=== DIRECTION ===
Locate and copy each line in the data that contains the word "this".

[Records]
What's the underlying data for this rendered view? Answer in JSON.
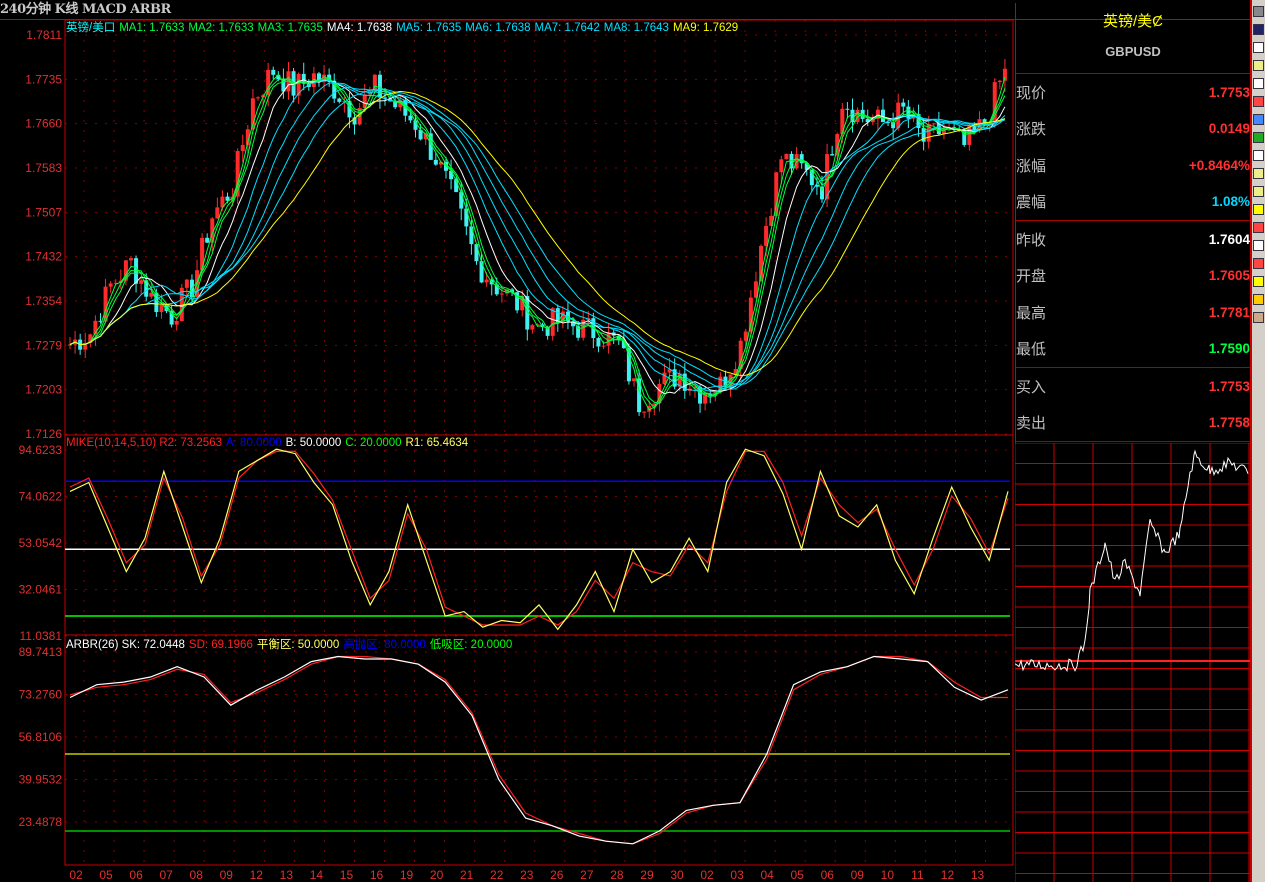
{
  "window": {
    "title": "240分钟 K线 MACD ARBR"
  },
  "main_legend": [
    {
      "text": "英镑/美口",
      "color": "#00ffff"
    },
    {
      "text": "MA1: 1.7633",
      "color": "#00ff40"
    },
    {
      "text": "MA2: 1.7633",
      "color": "#00ff40"
    },
    {
      "text": "MA3: 1.7635",
      "color": "#00ff40"
    },
    {
      "text": "MA4: 1.7638",
      "color": "#ffffff"
    },
    {
      "text": "MA5: 1.7635",
      "color": "#00e0ff"
    },
    {
      "text": "MA6: 1.7638",
      "color": "#00e0ff"
    },
    {
      "text": "MA7: 1.7642",
      "color": "#00e0ff"
    },
    {
      "text": "MA8: 1.7643",
      "color": "#00e0ff"
    },
    {
      "text": "MA9: 1.7629",
      "color": "#ffff00"
    }
  ],
  "mike_legend": [
    {
      "text": "MIKE(10,14,5,10) R2: 73.2563",
      "color": "#ff2020"
    },
    {
      "text": "A: 80.0000",
      "color": "#0000ff"
    },
    {
      "text": "B: 50.0000",
      "color": "#ffffff"
    },
    {
      "text": "C: 20.0000",
      "color": "#00ff00"
    },
    {
      "text": "R1: 65.4634",
      "color": "#ffff60"
    }
  ],
  "arbr_legend": [
    {
      "text": "ARBR(26) SK: 72.0448",
      "color": "#ffffff"
    },
    {
      "text": "SD: 69.1966",
      "color": "#ff2020"
    },
    {
      "text": "平衡区: 50.0000",
      "color": "#ffff60"
    },
    {
      "text": "高抛区: 80.0000",
      "color": "#0000ff"
    },
    {
      "text": "低吸区: 20.0000",
      "color": "#00ff00"
    }
  ],
  "quote": {
    "name": "英镑/美Ȼ",
    "code": "GBPUSD",
    "rows1": [
      {
        "k": "现价",
        "v": "1.7753",
        "c": "#ff3030"
      },
      {
        "k": "涨跌",
        "v": "0.0149",
        "c": "#ff3030"
      },
      {
        "k": "涨幅",
        "v": "+0.8464%",
        "c": "#ff3030"
      },
      {
        "k": "震幅",
        "v": "1.08%",
        "c": "#00d8ff"
      }
    ],
    "rows2": [
      {
        "k": "昨收",
        "v": "1.7604",
        "c": "#ffffff"
      },
      {
        "k": "开盘",
        "v": "1.7605",
        "c": "#ff3030"
      },
      {
        "k": "最高",
        "v": "1.7781",
        "c": "#ff3030"
      },
      {
        "k": "最低",
        "v": "1.7590",
        "c": "#00ff40"
      }
    ],
    "rows3": [
      {
        "k": "买入",
        "v": "1.7753",
        "c": "#ff3030"
      },
      {
        "k": "卖出",
        "v": "1.7758",
        "c": "#ff3030"
      }
    ]
  },
  "chart_data": [
    {
      "type": "candlestick",
      "title": "240分钟 K线",
      "yticks": [
        "1.7811",
        "1.7735",
        "1.7660",
        "1.7583",
        "1.7507",
        "1.7432",
        "1.7354",
        "1.7279",
        "1.7203",
        "1.7126"
      ],
      "ylim": [
        1.7126,
        1.7811
      ],
      "x_labels": [
        "02",
        "05",
        "06",
        "07",
        "08",
        "09",
        "12",
        "13",
        "14",
        "15",
        "16",
        "19",
        "20",
        "21",
        "22",
        "23",
        "26",
        "27",
        "28",
        "29",
        "30",
        "02",
        "03",
        "04",
        "05",
        "06",
        "09",
        "10",
        "11",
        "12",
        "13"
      ],
      "close_path": [
        1.728,
        1.73,
        1.738,
        1.742,
        1.736,
        1.733,
        1.738,
        1.75,
        1.755,
        1.77,
        1.775,
        1.772,
        1.774,
        1.772,
        1.768,
        1.772,
        1.769,
        1.766,
        1.76,
        1.752,
        1.742,
        1.738,
        1.735,
        1.731,
        1.732,
        1.731,
        1.73,
        1.728,
        1.718,
        1.721,
        1.723,
        1.72,
        1.721,
        1.728,
        1.745,
        1.76,
        1.758,
        1.755,
        1.77,
        1.767,
        1.766,
        1.768,
        1.763,
        1.765,
        1.762,
        1.766,
        1.7753
      ],
      "ma_periods": [
        3,
        4,
        5,
        8,
        12,
        16,
        20,
        24,
        30
      ],
      "ma_colors": [
        "#00ff40",
        "#00ff40",
        "#00ff40",
        "#ffffff",
        "#00e0ff",
        "#00e0ff",
        "#00e0ff",
        "#00e0ff",
        "#ffff00"
      ]
    },
    {
      "type": "line",
      "title": "MIKE",
      "yticks": [
        "94.6233",
        "74.0622",
        "53.0542",
        "32.0461",
        "11.0381"
      ],
      "ylim": [
        11.0381,
        94.6233
      ],
      "levels": [
        {
          "v": 80.6,
          "c": "#0000ff"
        },
        {
          "v": 50,
          "c": "#ffffff"
        },
        {
          "v": 20,
          "c": "#00ff00"
        }
      ],
      "series": [
        {
          "name": "R1",
          "color": "#ffff60",
          "values": [
            76,
            80,
            60,
            40,
            55,
            85,
            60,
            35,
            55,
            85,
            90,
            95,
            93,
            80,
            70,
            45,
            25,
            40,
            70,
            45,
            20,
            22,
            15,
            18,
            17,
            25,
            14,
            25,
            40,
            22,
            50,
            35,
            40,
            55,
            40,
            80,
            95,
            92,
            75,
            50,
            85,
            65,
            60,
            70,
            45,
            30,
            55,
            78,
            60,
            45,
            76
          ]
        },
        {
          "name": "R2",
          "color": "#ff2020",
          "values": [
            78,
            82,
            64,
            44,
            52,
            82,
            64,
            38,
            52,
            82,
            90,
            94,
            94,
            84,
            72,
            50,
            28,
            36,
            66,
            50,
            24,
            20,
            16,
            16,
            16,
            20,
            16,
            22,
            36,
            28,
            44,
            40,
            38,
            52,
            44,
            76,
            94,
            94,
            80,
            56,
            82,
            70,
            62,
            68,
            50,
            34,
            50,
            74,
            64,
            48,
            73
          ]
        }
      ]
    },
    {
      "type": "line",
      "title": "ARBR",
      "yticks": [
        "89.7413",
        "73.2760",
        "56.8106",
        "39.9532",
        "23.4878"
      ],
      "ylim": [
        23.4878,
        89.7413
      ],
      "levels": [
        {
          "v": 50,
          "c": "#c8c800"
        },
        {
          "v": 20,
          "c": "#00c000"
        }
      ],
      "series": [
        {
          "name": "SK",
          "color": "#ffffff",
          "values": [
            72,
            77,
            78,
            80,
            84,
            80,
            69,
            75,
            80,
            86,
            88,
            87,
            87,
            85,
            78,
            65,
            40,
            25,
            22,
            18,
            16,
            15,
            20,
            28,
            30,
            31,
            50,
            77,
            82,
            84,
            88,
            87,
            86,
            76,
            71,
            75
          ]
        },
        {
          "name": "SD",
          "color": "#ff2020",
          "values": [
            73,
            76,
            77,
            79,
            83,
            81,
            70,
            74,
            79,
            85,
            88,
            88,
            87,
            85,
            79,
            66,
            42,
            27,
            22,
            19,
            16,
            15,
            19,
            27,
            30,
            31,
            48,
            75,
            81,
            84,
            88,
            88,
            86,
            78,
            72,
            72
          ]
        }
      ]
    }
  ]
}
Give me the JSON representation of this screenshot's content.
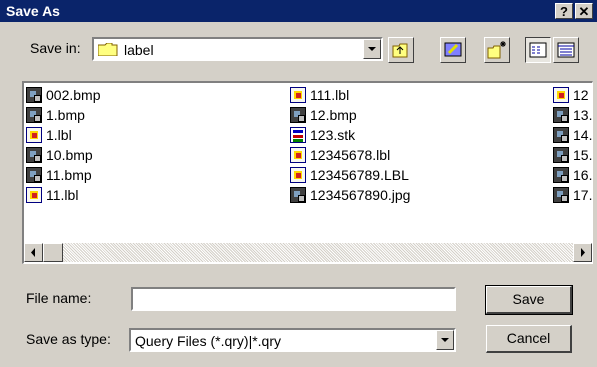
{
  "window": {
    "title": "Save As",
    "help_label": "?",
    "close_label": "✕"
  },
  "toolbar": {
    "save_in_label": "Save in:",
    "save_in_value": "label",
    "icons": [
      "up-one-level-icon",
      "desktop-icon",
      "new-folder-icon",
      "list-view-icon",
      "details-view-icon"
    ]
  },
  "files": [
    {
      "name": "002.bmp",
      "icon": "bitmap-file-icon"
    },
    {
      "name": "1.bmp",
      "icon": "bitmap-file-icon"
    },
    {
      "name": "1.lbl",
      "icon": "label-file-icon"
    },
    {
      "name": "10.bmp",
      "icon": "bitmap-file-icon"
    },
    {
      "name": "11.bmp",
      "icon": "bitmap-file-icon"
    },
    {
      "name": "11.lbl",
      "icon": "label-file-icon"
    },
    {
      "name": "111.lbl",
      "icon": "label-file-icon"
    },
    {
      "name": "12.bmp",
      "icon": "bitmap-file-icon"
    },
    {
      "name": "123.stk",
      "icon": "stack-file-icon"
    },
    {
      "name": "12345678.lbl",
      "icon": "label-file-icon"
    },
    {
      "name": "123456789.LBL",
      "icon": "label-file-icon"
    },
    {
      "name": "1234567890.jpg",
      "icon": "bitmap-file-icon"
    },
    {
      "name": "12",
      "icon": "label-file-icon"
    },
    {
      "name": "13.",
      "icon": "bitmap-file-icon"
    },
    {
      "name": "14.",
      "icon": "bitmap-file-icon"
    },
    {
      "name": "15.",
      "icon": "bitmap-file-icon"
    },
    {
      "name": "16.",
      "icon": "bitmap-file-icon"
    },
    {
      "name": "17.",
      "icon": "bitmap-file-icon"
    }
  ],
  "form": {
    "file_name_label": "File name:",
    "file_name_value": "",
    "save_as_type_label": "Save as type:",
    "save_as_type_value": "Query Files (*.qry)|*.qry"
  },
  "buttons": {
    "save": "Save",
    "cancel": "Cancel"
  }
}
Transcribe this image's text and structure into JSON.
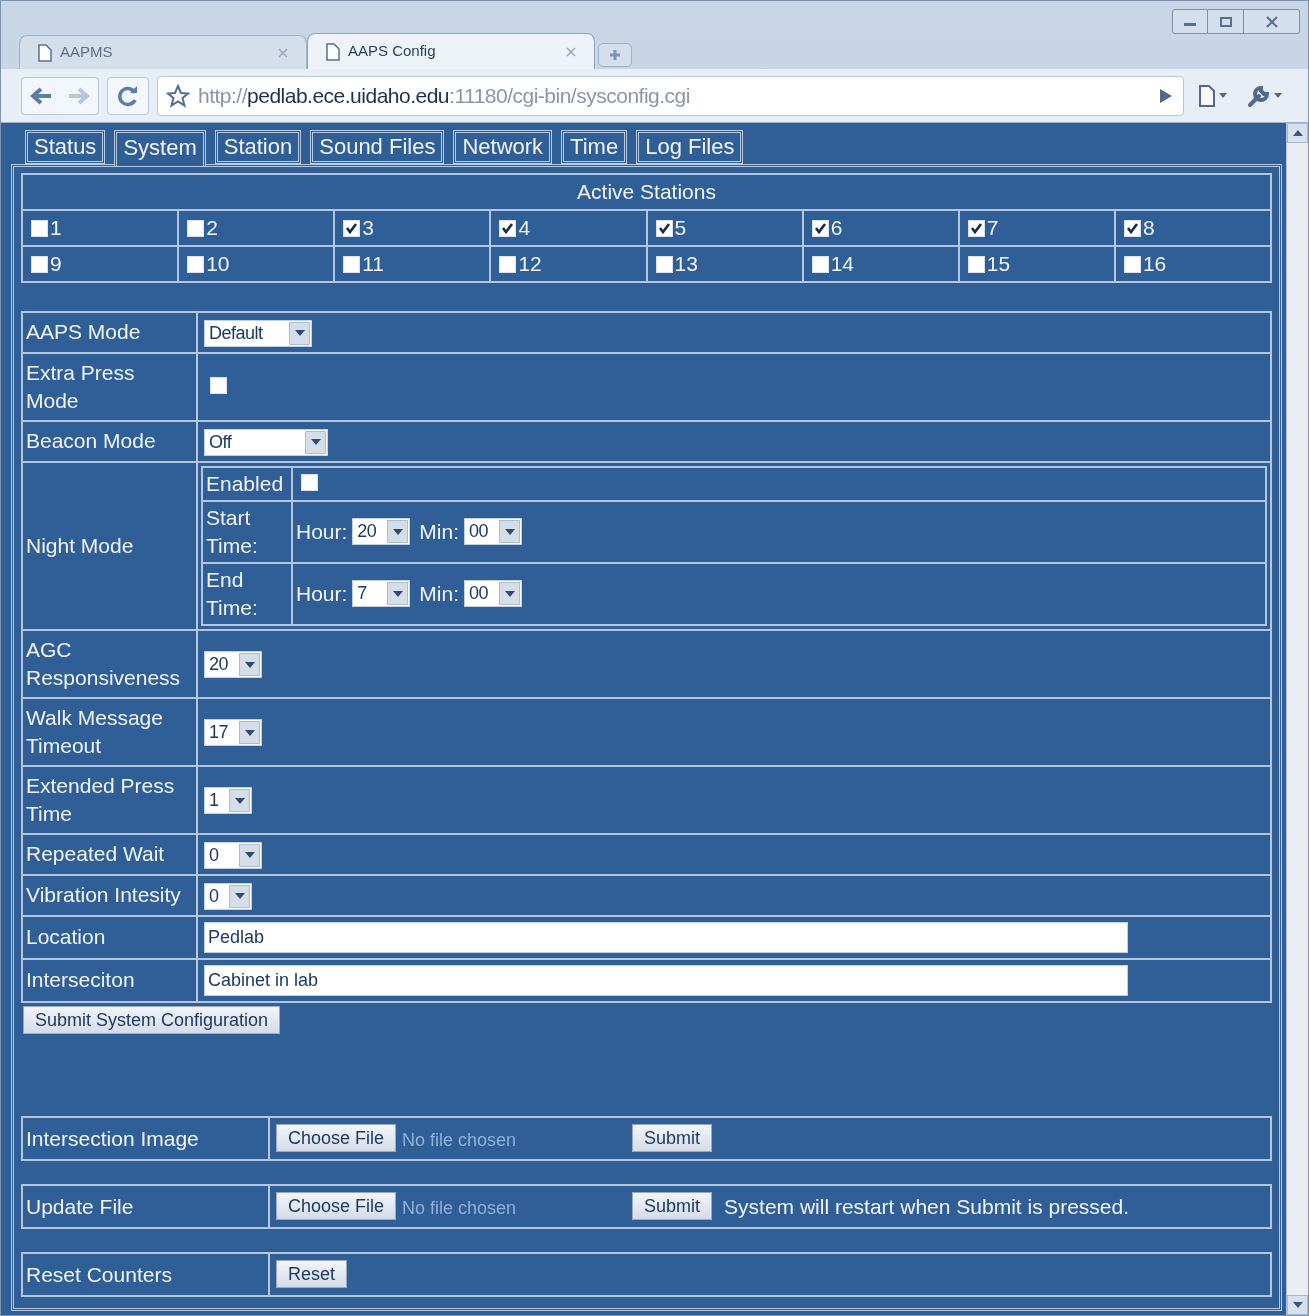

=== TASK SOLUTION ===
What's the underlying data for this rendered view? Answer in JSON.
Give me the JSON representation of this screenshot's content.
Transcribe this image's text and structure into JSON.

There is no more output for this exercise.